EXERCISE DETAILS: Reproduce verbatim the stretch from the line containing "Enumerate the UI" through the line containing "vpn-icon[interactable]: ⛉ —", both included, omitting any pictures from your reply.

┌─ DATA FOR THE TASK

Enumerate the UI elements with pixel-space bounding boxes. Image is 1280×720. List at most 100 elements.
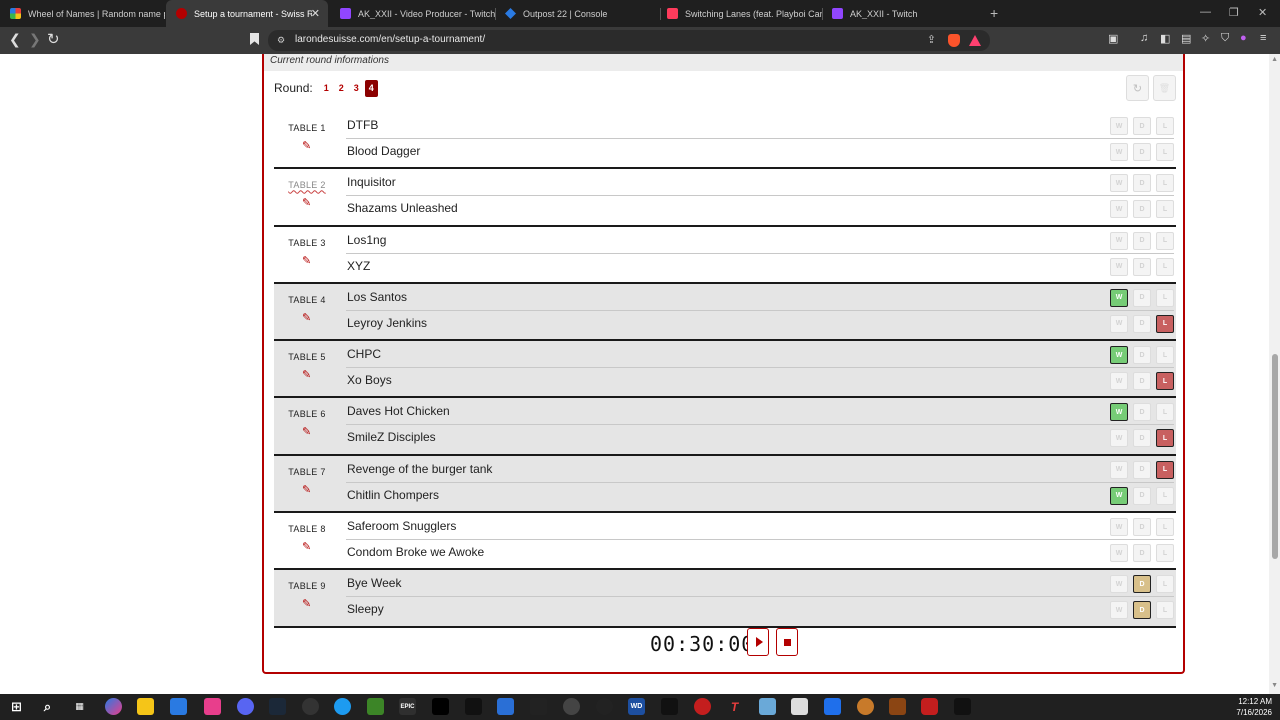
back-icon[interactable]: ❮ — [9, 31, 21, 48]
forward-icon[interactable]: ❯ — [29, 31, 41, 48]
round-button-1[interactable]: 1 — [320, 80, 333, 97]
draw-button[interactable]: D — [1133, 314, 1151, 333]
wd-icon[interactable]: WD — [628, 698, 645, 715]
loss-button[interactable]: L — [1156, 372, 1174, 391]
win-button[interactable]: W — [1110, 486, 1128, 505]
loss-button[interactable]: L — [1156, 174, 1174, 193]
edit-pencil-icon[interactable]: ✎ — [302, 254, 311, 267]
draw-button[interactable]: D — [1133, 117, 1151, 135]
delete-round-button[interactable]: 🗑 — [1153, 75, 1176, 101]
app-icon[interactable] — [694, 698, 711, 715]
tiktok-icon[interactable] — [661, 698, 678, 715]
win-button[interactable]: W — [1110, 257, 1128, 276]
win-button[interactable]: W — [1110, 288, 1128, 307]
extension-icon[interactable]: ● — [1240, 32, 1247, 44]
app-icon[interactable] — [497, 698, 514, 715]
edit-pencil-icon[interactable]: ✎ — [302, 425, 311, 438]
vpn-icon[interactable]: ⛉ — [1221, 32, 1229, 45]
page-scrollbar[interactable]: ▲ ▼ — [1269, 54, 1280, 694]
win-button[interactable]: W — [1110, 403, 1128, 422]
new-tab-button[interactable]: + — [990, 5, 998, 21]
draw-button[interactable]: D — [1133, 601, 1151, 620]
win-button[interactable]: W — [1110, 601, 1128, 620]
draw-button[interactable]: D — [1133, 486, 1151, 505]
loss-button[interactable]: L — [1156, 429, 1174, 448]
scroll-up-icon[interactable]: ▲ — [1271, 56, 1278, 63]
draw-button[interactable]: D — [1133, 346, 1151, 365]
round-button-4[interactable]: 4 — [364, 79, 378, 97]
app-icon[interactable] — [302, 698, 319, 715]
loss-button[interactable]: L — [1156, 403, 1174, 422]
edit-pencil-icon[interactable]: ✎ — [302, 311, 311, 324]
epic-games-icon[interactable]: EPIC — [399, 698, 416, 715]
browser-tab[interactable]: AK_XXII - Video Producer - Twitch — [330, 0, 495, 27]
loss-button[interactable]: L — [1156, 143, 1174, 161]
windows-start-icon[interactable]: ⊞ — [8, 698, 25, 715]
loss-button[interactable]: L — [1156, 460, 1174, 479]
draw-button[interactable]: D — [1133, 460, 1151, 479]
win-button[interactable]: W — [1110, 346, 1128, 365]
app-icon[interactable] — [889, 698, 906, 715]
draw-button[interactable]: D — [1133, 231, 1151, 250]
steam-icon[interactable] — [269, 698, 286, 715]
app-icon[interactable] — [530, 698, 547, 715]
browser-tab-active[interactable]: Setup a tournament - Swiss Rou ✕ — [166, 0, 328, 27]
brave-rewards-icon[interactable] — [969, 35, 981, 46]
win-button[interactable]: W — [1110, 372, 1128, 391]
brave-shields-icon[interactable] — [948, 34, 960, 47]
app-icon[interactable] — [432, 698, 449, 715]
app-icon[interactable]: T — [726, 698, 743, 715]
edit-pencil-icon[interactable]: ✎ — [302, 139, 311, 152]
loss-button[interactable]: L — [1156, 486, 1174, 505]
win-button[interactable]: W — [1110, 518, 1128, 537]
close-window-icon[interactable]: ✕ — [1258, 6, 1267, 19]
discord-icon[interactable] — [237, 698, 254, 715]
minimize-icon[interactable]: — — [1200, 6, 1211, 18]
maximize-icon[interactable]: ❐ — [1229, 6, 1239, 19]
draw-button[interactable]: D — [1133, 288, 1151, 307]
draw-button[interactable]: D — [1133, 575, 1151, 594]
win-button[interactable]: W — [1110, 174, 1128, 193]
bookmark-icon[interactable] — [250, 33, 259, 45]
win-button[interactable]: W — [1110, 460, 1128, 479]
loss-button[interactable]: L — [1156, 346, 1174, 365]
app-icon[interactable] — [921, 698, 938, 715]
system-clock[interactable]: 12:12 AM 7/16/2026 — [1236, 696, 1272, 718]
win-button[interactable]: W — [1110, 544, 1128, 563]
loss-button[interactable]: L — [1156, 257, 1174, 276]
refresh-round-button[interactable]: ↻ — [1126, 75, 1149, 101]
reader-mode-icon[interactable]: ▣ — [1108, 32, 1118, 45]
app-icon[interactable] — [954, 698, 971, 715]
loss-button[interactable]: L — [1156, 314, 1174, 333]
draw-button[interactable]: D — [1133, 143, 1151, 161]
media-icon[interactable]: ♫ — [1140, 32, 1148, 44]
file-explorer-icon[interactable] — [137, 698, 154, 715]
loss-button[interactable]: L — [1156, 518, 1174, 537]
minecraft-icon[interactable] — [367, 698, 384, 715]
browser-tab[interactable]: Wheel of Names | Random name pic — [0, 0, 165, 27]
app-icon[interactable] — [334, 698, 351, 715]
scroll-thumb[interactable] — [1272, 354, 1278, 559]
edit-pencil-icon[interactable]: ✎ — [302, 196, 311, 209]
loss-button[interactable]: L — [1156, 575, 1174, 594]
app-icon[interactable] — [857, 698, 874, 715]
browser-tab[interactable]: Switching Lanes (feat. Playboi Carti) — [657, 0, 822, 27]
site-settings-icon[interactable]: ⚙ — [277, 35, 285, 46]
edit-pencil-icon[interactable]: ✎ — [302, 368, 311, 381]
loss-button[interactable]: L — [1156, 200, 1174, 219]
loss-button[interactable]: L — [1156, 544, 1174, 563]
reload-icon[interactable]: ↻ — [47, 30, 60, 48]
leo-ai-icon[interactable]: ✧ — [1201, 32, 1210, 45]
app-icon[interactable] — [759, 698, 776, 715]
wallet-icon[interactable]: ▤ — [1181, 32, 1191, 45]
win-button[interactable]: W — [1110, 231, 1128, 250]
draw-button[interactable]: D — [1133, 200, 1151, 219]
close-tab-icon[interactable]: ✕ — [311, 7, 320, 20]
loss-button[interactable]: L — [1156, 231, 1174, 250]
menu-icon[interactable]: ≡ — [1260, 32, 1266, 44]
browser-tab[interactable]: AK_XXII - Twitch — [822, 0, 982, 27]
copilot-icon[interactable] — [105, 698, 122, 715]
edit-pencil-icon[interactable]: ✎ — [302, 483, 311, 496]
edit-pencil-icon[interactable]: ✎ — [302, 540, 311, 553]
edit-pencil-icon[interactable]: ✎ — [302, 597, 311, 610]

└─
┌─ DATA FOR THE TASK

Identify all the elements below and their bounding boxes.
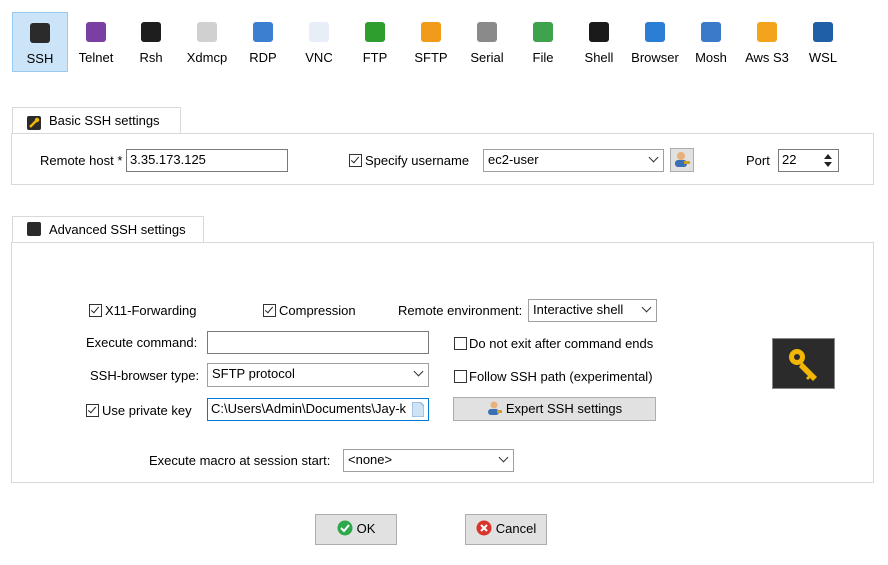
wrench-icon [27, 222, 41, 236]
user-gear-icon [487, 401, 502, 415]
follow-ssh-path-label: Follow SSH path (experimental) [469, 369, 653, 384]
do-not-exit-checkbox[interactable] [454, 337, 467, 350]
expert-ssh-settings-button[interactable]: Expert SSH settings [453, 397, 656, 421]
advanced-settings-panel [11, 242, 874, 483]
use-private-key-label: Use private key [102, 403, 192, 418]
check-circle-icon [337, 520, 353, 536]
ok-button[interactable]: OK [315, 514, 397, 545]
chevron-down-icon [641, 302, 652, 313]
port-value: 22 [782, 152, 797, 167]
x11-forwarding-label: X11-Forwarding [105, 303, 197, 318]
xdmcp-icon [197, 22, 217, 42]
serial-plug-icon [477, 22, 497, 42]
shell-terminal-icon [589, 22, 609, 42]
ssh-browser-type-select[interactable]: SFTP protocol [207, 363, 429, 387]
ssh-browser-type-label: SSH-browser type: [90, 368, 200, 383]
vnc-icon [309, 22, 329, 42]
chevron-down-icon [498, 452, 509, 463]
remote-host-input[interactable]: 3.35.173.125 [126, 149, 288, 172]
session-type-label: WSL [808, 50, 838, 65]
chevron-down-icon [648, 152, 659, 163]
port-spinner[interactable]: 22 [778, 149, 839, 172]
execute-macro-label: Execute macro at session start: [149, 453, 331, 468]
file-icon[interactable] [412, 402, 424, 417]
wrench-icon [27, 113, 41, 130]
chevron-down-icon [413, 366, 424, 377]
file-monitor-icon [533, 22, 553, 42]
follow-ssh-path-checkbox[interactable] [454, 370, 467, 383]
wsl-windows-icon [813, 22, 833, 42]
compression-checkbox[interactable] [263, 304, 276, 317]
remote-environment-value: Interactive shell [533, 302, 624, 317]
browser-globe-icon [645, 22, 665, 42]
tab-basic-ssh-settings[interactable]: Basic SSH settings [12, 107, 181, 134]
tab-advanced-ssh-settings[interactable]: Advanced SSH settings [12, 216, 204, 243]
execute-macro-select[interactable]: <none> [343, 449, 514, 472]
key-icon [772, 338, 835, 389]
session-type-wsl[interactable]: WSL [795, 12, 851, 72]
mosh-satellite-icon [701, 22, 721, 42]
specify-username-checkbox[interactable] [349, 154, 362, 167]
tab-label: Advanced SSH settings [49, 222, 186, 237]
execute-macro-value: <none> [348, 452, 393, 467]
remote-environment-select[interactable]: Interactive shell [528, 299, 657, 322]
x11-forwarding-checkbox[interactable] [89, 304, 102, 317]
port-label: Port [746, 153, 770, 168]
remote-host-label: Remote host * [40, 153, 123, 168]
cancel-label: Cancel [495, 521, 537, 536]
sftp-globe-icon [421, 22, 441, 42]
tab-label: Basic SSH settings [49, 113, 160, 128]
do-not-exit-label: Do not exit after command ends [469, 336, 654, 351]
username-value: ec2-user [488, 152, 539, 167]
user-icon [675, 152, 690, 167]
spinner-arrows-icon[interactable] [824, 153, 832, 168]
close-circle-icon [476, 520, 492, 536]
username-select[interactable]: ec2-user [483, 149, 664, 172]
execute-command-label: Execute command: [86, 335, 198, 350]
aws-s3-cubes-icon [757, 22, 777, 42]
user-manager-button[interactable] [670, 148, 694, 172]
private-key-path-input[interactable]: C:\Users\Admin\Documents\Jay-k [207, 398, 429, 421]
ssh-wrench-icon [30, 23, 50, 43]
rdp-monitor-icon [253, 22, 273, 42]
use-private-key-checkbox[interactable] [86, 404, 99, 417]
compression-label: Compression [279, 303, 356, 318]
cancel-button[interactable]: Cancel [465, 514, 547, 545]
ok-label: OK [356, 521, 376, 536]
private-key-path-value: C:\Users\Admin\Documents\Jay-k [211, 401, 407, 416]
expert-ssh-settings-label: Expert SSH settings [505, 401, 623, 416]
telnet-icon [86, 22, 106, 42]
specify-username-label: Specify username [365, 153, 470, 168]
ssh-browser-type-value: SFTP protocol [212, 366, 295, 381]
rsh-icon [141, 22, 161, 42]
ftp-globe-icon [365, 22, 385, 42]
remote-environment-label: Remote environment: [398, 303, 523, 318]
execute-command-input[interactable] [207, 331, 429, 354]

└─
┌─ DATA FOR THE TASK

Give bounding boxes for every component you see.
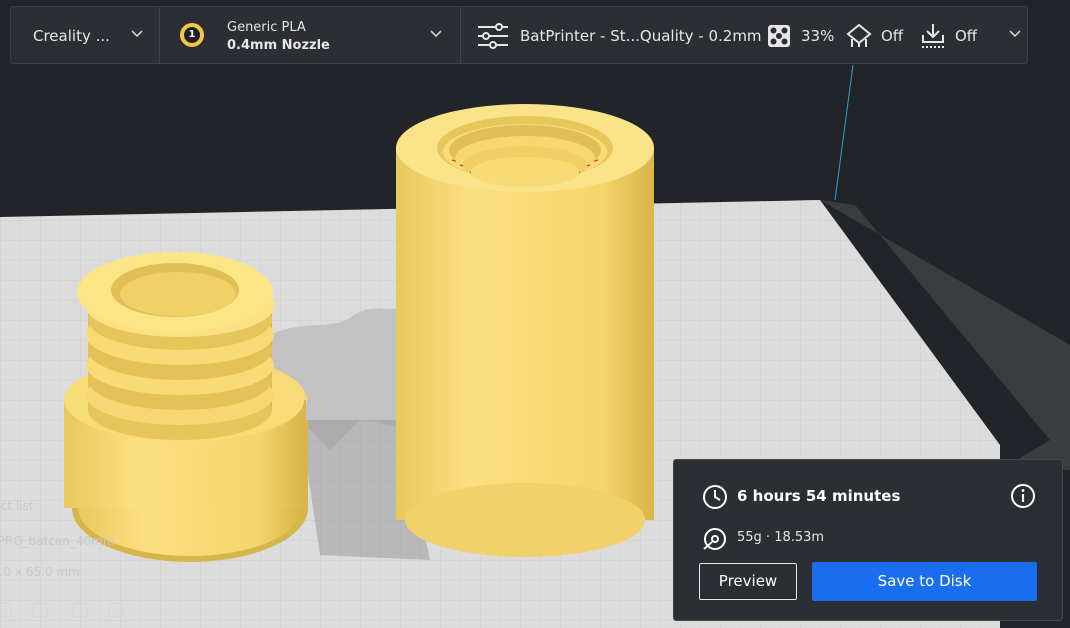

└─

SOLUTION TO THIS EXERCISE:
Enumerate the UI elements with pixel-space bounding boxes. Image is 1280×720. List at most 100 elements.
back-icon[interactable]: ❮ — [9, 31, 21, 48]
forward-icon[interactable]: ❯ — [29, 31, 41, 48]
round-button-1[interactable]: 1 — [320, 80, 333, 97]
draw-button[interactable]: D — [1133, 314, 1151, 333]
wd-icon[interactable]: WD — [628, 698, 645, 715]
loss-button[interactable]: L — [1156, 372, 1174, 391]
win-button[interactable]: W — [1110, 486, 1128, 505]
loss-button[interactable]: L — [1156, 174, 1174, 193]
edit-pencil-icon[interactable]: ✎ — [302, 254, 311, 267]
draw-button[interactable]: D — [1133, 117, 1151, 135]
delete-round-button[interactable]: 🗑 — [1153, 75, 1176, 101]
app-icon[interactable] — [694, 698, 711, 715]
tiktok-icon[interactable] — [661, 698, 678, 715]
win-button[interactable]: W — [1110, 257, 1128, 276]
win-button[interactable]: W — [1110, 288, 1128, 307]
extension-icon[interactable]: ● — [1240, 32, 1247, 44]
app-icon[interactable] — [497, 698, 514, 715]
edit-pencil-icon[interactable]: ✎ — [302, 425, 311, 438]
vpn-icon[interactable]: ⛉ — [1221, 32, 1229, 45]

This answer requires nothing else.